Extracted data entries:
**********

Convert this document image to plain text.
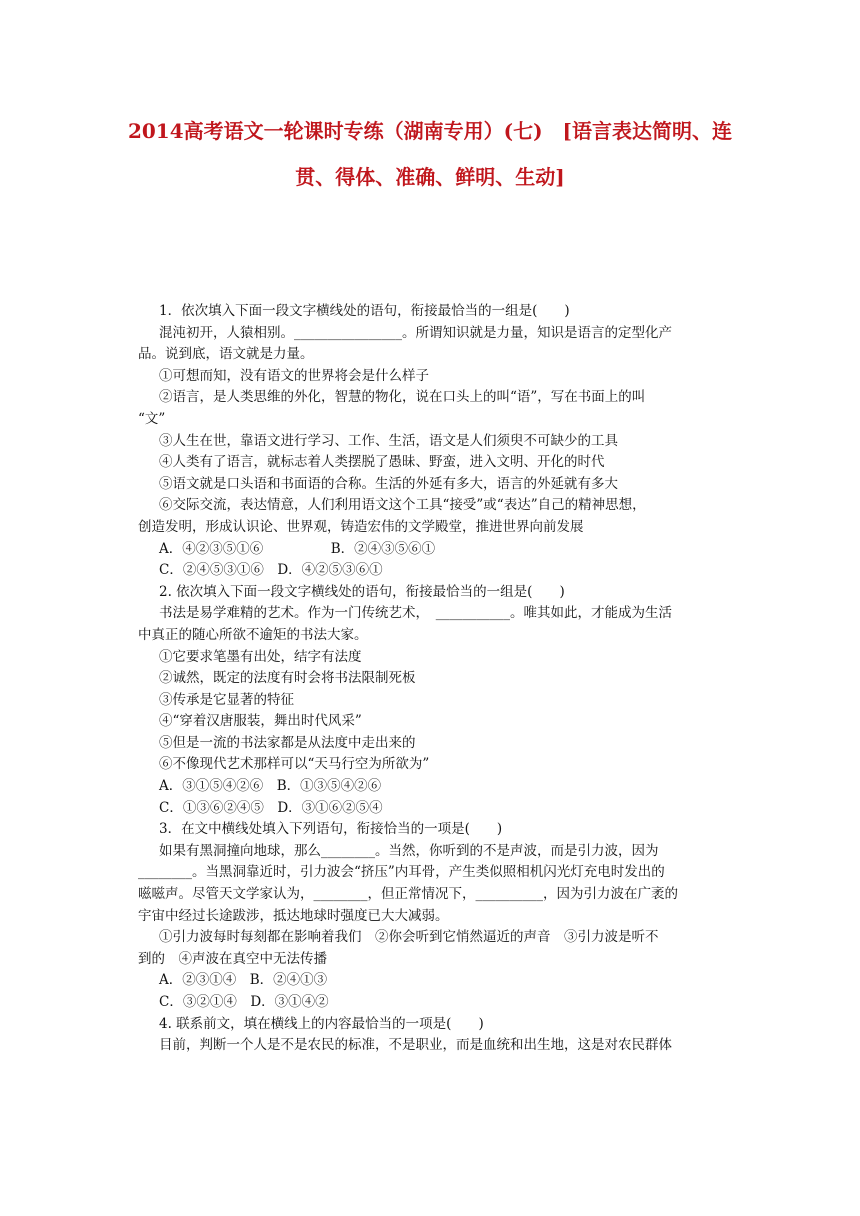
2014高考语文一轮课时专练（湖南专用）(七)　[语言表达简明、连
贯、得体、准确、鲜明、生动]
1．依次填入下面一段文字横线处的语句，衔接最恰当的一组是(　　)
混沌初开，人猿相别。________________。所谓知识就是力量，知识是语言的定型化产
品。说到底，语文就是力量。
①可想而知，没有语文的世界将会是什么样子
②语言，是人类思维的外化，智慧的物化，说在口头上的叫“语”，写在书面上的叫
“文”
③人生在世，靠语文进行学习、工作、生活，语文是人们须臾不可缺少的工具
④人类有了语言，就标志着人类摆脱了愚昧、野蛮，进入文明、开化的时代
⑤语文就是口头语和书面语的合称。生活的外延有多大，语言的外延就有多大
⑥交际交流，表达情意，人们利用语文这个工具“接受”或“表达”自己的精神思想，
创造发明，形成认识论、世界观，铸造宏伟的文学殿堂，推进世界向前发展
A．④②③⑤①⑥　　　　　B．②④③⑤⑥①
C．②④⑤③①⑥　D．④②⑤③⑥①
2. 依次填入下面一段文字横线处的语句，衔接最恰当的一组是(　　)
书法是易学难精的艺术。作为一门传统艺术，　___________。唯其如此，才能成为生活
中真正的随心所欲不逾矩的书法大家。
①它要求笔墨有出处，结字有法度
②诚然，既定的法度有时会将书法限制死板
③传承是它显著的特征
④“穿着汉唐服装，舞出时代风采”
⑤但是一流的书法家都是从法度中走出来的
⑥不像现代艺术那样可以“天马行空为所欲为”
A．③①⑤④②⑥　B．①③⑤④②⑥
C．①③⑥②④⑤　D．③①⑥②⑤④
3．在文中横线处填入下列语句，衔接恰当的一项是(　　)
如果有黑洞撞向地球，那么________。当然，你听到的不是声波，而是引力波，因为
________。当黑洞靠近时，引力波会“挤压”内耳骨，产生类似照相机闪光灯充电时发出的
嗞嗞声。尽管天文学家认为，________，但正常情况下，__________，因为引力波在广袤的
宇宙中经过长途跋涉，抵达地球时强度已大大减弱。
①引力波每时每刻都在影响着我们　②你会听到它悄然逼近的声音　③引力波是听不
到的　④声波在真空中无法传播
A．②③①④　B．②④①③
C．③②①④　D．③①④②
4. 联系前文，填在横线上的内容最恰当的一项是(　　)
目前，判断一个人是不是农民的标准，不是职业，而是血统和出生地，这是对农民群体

**********

What you are asked to do>
Pictures don't belong in the copy. Restate all the entries exactly.

Reply>
Convert this document image to plain text.
2014高考语文一轮课时专练（湖南专用）(七)　[语言表达简明、连
贯、得体、准确、鲜明、生动]
1．依次填入下面一段文字横线处的语句，衔接最恰当的一组是(　　)
混沌初开，人猿相别。________________。所谓知识就是力量，知识是语言的定型化产
品。说到底，语文就是力量。
①可想而知，没有语文的世界将会是什么样子
②语言，是人类思维的外化，智慧的物化，说在口头上的叫“语”，写在书面上的叫
“文”
③人生在世，靠语文进行学习、工作、生活，语文是人们须臾不可缺少的工具
④人类有了语言，就标志着人类摆脱了愚昧、野蛮，进入文明、开化的时代
⑤语文就是口头语和书面语的合称。生活的外延有多大，语言的外延就有多大
⑥交际交流，表达情意，人们利用语文这个工具“接受”或“表达”自己的精神思想，
创造发明，形成认识论、世界观，铸造宏伟的文学殿堂，推进世界向前发展
A．④②③⑤①⑥　　　　　B．②④③⑤⑥①
C．②④⑤③①⑥　D．④②⑤③⑥①
2. 依次填入下面一段文字横线处的语句，衔接最恰当的一组是(　　)
书法是易学难精的艺术。作为一门传统艺术，　___________。唯其如此，才能成为生活
中真正的随心所欲不逾矩的书法大家。
①它要求笔墨有出处，结字有法度
②诚然，既定的法度有时会将书法限制死板
③传承是它显著的特征
④“穿着汉唐服装，舞出时代风采”
⑤但是一流的书法家都是从法度中走出来的
⑥不像现代艺术那样可以“天马行空为所欲为”
A．③①⑤④②⑥　B．①③⑤④②⑥
C．①③⑥②④⑤　D．③①⑥②⑤④
3．在文中横线处填入下列语句，衔接恰当的一项是(　　)
如果有黑洞撞向地球，那么________。当然，你听到的不是声波，而是引力波，因为
________。当黑洞靠近时，引力波会“挤压”内耳骨，产生类似照相机闪光灯充电时发出的
嗞嗞声。尽管天文学家认为，________，但正常情况下，__________，因为引力波在广袤的
宇宙中经过长途跋涉，抵达地球时强度已大大减弱。
①引力波每时每刻都在影响着我们　②你会听到它悄然逼近的声音　③引力波是听不
到的　④声波在真空中无法传播
A．②③①④　B．②④①③
C．③②①④　D．③①④②
4. 联系前文，填在横线上的内容最恰当的一项是(　　)
目前，判断一个人是不是农民的标准，不是职业，而是血统和出生地，这是对农民群体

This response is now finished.